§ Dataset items
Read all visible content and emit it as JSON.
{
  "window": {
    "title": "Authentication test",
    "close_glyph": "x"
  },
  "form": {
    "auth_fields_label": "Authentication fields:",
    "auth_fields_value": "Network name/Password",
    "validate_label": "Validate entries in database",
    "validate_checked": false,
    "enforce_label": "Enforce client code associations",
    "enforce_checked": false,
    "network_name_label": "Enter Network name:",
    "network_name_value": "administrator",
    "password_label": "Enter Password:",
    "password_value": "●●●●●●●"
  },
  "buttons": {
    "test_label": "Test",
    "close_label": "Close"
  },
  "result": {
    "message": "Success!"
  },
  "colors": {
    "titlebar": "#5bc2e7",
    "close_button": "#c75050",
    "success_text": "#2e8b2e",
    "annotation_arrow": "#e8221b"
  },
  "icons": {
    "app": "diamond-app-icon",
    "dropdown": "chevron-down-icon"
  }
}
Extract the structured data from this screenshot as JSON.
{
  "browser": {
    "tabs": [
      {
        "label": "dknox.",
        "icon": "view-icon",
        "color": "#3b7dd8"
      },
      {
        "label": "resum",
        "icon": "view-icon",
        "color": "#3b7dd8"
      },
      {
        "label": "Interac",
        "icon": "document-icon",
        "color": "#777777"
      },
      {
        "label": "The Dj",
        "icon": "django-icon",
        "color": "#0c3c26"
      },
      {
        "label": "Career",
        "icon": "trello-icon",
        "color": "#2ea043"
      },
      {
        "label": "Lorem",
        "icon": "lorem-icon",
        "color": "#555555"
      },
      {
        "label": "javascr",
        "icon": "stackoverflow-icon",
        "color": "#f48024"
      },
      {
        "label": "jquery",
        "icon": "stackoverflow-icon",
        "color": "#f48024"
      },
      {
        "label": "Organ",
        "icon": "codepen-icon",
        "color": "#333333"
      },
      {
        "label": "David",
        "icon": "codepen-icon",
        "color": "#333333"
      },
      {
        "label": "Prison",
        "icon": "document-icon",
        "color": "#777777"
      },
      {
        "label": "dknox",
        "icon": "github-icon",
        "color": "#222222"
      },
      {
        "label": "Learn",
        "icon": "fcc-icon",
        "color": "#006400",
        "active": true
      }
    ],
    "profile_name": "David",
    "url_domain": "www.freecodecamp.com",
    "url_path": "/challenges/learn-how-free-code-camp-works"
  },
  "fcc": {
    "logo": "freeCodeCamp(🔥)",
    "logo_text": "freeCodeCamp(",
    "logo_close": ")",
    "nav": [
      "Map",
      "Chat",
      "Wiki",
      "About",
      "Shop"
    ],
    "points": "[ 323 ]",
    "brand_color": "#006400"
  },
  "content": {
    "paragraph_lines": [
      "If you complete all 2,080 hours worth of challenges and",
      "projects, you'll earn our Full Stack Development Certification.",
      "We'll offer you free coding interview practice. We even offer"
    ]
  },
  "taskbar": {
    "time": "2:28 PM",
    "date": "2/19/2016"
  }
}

§ Problem requirements
Pick out every line with the string "content" and copy it.

§ Solution to this problem
Read all visible content and emit it as JSON.
  "content": {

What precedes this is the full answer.